Source records:
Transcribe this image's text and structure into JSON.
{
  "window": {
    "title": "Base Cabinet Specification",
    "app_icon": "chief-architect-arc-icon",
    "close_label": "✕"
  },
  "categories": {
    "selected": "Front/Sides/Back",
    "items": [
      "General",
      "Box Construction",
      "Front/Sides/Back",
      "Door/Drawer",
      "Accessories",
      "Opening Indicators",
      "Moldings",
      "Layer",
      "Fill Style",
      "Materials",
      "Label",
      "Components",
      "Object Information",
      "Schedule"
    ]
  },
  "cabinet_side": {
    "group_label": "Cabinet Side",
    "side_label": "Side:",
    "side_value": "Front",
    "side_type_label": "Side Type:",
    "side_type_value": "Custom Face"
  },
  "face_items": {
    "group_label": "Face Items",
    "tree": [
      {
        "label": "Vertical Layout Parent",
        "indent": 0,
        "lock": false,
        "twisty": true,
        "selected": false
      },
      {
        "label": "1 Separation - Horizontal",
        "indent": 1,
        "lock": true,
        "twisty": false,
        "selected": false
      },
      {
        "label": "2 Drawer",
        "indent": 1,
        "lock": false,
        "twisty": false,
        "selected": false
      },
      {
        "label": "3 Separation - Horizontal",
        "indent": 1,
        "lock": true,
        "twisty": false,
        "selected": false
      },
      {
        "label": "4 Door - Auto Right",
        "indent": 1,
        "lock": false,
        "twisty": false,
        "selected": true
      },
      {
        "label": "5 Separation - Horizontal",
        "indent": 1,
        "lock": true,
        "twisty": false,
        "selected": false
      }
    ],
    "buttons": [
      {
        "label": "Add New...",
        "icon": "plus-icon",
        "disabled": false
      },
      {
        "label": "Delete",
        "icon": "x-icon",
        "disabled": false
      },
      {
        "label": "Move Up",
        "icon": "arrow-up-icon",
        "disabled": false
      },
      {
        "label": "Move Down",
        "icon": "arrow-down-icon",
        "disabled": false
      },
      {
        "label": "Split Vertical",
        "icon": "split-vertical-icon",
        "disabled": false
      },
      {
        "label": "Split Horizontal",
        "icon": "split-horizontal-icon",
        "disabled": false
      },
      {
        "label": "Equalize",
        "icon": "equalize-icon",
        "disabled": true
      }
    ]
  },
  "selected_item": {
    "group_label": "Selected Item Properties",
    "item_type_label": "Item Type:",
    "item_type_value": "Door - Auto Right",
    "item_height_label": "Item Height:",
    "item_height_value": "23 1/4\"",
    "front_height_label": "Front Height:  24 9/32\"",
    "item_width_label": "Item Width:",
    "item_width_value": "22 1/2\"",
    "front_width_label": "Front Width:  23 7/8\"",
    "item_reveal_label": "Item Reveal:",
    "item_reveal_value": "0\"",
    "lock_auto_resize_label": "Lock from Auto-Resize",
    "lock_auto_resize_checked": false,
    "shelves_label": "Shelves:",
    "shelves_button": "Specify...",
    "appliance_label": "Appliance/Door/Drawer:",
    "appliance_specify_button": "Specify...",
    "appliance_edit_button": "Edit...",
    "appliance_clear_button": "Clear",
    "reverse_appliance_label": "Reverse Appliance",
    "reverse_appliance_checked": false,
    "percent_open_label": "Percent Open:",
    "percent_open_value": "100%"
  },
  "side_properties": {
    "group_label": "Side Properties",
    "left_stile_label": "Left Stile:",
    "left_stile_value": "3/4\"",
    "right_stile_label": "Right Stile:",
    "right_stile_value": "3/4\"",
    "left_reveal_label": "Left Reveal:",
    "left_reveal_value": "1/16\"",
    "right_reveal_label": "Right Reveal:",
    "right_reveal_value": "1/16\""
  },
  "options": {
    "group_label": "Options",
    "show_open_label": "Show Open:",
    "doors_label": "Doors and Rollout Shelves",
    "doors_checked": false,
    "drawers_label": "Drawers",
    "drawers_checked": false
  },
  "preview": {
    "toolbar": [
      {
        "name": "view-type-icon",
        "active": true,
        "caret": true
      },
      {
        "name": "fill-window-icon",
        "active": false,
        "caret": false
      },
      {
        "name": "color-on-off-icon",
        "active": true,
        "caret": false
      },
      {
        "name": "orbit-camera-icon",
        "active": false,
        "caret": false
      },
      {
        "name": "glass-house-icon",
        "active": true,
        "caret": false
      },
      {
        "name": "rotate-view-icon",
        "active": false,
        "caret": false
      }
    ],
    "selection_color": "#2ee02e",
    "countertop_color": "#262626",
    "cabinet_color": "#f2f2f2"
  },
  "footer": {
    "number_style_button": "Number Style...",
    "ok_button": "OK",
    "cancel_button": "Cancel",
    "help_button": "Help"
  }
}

_WHAT THE TASK REQUIRES_. Find the lines above that include the string "Front" and copy them.

_OUTPUT OF THE EXERCISE_.
    "selected": "Front/Sides/Back",
      "Front/Sides/Back",
    "side_value": "Front",
    "front_height_label": "Front Height:  24 9/32\"",
    "front_width_label": "Front Width:  23 7/8\"",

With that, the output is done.